***** Material for the task
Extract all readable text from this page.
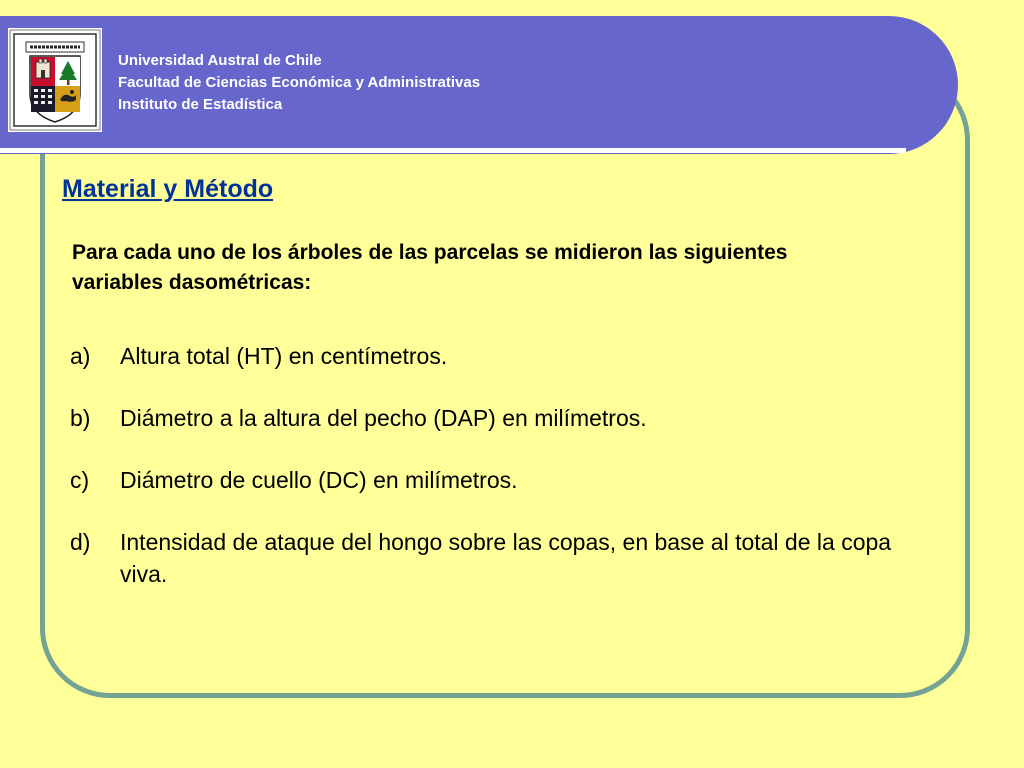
Universidad Austral de Chile
Facultad de Ciencias Económica y Administrativas
Instituto de Estadística
Material y Método
Para cada uno de los árboles de las parcelas se midieron las siguientes variables dasométricas:
a)	Altura total (HT) en centímetros.
b)	Diámetro a la altura del pecho (DAP) en milímetros.
c)	Diámetro de cuello (DC) en milímetros.
d)	Intensidad de ataque del hongo sobre las copas, en base al total de la copa viva.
**********
Repeat the material verbatim. Do not carry over any picture.

### Reply
Extract all readable text from this page.
Universidad Austral de Chile
Facultad de Ciencias Económica y Administrativas
Instituto de Estadística
Material y Método
Para cada uno de los árboles de las parcelas se midieron las siguientes variables dasométricas:
a)	Altura total (HT) en centímetros.
b)	Diámetro a la altura del pecho (DAP) en milímetros.
c)	Diámetro de cuello (DC) en milímetros.
d)	Intensidad de ataque del hongo sobre las copas, en base al total de la copa viva.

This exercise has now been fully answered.